Saved data entries:
---+---

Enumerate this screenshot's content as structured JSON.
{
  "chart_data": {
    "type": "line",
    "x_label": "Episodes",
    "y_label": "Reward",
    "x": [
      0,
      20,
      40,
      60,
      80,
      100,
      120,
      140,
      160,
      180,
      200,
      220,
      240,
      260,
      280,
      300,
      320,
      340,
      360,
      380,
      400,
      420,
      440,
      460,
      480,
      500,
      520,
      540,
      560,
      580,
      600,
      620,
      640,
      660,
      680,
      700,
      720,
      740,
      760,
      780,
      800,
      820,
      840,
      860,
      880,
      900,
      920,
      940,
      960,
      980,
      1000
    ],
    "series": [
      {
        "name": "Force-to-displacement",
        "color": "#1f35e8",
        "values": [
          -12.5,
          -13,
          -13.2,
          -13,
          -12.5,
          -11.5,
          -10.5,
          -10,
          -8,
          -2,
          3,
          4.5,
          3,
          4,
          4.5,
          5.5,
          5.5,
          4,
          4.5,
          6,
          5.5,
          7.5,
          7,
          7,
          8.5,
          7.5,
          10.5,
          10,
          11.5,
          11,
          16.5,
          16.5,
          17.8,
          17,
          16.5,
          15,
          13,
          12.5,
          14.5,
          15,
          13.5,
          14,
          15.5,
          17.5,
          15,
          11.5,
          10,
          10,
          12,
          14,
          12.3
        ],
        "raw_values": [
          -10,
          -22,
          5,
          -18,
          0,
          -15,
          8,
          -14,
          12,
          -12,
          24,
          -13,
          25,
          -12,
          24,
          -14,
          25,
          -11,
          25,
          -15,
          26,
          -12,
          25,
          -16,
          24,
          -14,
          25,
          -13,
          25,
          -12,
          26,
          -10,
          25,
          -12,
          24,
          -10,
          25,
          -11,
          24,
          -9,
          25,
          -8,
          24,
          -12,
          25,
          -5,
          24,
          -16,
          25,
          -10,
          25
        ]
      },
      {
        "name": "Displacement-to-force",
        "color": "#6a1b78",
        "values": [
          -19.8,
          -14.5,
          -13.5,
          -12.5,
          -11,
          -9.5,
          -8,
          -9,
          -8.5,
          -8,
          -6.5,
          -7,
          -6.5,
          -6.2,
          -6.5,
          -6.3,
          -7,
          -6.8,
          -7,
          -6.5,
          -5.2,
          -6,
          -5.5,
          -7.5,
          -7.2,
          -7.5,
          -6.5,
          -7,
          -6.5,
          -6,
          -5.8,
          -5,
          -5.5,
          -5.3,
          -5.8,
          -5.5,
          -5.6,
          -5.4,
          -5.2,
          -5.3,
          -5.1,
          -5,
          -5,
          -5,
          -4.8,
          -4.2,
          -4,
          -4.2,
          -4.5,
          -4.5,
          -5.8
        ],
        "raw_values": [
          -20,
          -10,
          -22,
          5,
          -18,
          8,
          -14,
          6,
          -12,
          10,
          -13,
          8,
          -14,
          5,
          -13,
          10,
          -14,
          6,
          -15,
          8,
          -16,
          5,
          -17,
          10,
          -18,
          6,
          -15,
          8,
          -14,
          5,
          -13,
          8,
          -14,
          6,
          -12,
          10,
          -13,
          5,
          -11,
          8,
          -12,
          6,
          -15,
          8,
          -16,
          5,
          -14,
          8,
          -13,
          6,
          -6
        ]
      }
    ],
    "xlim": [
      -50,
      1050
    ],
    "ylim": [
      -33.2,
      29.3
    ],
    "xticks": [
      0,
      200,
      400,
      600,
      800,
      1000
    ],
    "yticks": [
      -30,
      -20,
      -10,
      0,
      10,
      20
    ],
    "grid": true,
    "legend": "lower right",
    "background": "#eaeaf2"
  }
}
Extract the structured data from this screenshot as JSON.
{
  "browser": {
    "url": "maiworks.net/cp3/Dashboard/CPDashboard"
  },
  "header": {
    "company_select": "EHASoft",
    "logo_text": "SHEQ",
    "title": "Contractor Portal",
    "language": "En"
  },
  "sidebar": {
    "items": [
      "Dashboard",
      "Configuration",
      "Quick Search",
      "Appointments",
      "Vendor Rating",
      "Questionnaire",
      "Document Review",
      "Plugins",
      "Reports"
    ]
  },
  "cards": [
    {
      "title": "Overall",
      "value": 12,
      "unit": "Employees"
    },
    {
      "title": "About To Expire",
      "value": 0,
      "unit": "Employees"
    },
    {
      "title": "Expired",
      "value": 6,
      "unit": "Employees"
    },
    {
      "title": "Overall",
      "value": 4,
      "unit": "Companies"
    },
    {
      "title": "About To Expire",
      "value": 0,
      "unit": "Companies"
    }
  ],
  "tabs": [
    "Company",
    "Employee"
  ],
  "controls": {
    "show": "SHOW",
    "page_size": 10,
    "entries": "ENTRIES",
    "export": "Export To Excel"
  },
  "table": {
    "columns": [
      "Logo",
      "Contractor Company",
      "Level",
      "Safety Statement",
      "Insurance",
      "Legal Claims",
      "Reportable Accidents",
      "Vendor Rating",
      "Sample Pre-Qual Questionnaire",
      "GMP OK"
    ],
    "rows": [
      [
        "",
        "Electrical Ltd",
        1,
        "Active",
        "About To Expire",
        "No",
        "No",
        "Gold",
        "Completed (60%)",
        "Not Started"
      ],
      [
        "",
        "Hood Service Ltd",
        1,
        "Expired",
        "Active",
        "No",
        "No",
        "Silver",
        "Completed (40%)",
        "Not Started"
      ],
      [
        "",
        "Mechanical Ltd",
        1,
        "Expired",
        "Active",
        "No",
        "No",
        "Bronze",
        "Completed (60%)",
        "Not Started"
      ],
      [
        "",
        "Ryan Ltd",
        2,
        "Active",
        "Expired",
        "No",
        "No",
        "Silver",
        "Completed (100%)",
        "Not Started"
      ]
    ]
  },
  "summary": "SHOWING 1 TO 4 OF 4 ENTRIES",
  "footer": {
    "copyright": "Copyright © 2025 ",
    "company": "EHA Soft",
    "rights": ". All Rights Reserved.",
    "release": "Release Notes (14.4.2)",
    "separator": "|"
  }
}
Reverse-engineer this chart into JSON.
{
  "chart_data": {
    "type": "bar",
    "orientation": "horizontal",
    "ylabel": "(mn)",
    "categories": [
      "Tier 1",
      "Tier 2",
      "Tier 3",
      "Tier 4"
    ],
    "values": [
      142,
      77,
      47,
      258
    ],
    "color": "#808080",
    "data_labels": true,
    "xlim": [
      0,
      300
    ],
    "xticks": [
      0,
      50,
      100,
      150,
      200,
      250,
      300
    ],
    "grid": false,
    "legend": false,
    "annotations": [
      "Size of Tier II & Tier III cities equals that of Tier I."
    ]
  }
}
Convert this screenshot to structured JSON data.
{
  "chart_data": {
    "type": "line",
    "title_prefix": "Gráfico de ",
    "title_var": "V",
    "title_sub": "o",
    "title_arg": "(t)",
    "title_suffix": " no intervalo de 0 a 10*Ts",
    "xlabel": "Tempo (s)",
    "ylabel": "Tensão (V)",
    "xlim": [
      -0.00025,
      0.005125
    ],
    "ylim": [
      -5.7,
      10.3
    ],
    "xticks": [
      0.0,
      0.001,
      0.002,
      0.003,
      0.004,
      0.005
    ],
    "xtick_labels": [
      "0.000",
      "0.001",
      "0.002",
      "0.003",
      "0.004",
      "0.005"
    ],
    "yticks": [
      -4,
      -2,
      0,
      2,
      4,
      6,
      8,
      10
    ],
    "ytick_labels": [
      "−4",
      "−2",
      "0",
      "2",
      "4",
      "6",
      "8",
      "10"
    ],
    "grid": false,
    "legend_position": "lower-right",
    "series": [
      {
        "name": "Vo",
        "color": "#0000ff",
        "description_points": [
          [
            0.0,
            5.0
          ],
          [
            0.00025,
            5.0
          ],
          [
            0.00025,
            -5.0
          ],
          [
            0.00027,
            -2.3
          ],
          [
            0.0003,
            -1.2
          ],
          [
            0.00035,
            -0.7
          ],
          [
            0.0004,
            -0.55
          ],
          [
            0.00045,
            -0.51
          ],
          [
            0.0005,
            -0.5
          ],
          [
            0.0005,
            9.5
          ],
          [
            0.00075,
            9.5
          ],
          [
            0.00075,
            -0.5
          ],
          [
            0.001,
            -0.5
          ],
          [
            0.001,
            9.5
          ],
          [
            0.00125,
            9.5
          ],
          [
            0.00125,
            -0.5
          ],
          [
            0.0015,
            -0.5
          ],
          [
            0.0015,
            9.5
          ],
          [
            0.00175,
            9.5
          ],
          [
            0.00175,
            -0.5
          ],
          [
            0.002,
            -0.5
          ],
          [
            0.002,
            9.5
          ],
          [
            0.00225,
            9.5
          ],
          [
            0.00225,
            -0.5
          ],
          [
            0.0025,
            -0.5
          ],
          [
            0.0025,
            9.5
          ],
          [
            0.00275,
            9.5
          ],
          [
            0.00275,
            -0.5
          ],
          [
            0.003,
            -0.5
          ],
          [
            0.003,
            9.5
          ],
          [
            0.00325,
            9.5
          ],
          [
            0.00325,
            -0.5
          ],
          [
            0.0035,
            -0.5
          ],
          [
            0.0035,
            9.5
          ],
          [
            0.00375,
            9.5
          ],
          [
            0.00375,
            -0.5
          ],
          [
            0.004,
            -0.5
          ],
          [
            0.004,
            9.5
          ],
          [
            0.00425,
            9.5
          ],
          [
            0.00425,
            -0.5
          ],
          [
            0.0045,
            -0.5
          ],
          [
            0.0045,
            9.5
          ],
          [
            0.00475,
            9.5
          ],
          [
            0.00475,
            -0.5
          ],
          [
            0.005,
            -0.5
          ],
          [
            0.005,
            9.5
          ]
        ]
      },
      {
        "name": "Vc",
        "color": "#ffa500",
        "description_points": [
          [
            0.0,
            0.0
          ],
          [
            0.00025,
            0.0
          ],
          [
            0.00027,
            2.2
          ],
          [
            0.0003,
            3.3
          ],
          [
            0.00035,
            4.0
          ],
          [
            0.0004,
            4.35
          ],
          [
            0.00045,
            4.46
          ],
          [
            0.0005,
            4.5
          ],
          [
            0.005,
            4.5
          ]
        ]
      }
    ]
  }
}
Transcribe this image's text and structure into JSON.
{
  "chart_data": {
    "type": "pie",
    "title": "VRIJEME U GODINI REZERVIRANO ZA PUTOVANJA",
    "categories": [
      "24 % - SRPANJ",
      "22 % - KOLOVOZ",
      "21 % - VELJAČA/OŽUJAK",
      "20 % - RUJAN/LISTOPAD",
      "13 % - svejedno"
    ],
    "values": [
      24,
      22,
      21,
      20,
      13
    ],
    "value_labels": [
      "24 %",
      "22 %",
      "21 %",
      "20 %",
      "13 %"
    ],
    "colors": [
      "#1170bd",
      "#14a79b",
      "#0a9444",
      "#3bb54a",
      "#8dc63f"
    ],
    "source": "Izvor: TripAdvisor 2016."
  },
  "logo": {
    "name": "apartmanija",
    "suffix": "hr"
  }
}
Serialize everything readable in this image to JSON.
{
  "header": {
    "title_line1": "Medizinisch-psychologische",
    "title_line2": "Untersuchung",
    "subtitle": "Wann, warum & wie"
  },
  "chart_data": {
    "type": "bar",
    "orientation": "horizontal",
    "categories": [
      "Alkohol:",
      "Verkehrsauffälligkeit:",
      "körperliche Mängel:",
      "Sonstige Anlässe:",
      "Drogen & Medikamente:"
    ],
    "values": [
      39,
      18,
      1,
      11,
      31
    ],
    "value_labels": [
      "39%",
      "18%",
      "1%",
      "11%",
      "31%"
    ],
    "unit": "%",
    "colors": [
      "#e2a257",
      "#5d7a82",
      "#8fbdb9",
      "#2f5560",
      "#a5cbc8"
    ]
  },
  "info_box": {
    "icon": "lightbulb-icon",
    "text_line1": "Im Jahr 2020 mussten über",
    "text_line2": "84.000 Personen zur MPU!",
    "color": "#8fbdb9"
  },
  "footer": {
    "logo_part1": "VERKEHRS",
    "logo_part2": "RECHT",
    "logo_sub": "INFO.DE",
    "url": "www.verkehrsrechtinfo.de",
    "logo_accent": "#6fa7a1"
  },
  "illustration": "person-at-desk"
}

---+---

> **What the exercise asks**:
Return each line of the listing that holds the string "screenshot".

> **Result of the task**:
Enumerate this screenshot's content as structured JSON.
Extract the structured data from this screenshot as JSON.
Convert this screenshot to structured JSON data.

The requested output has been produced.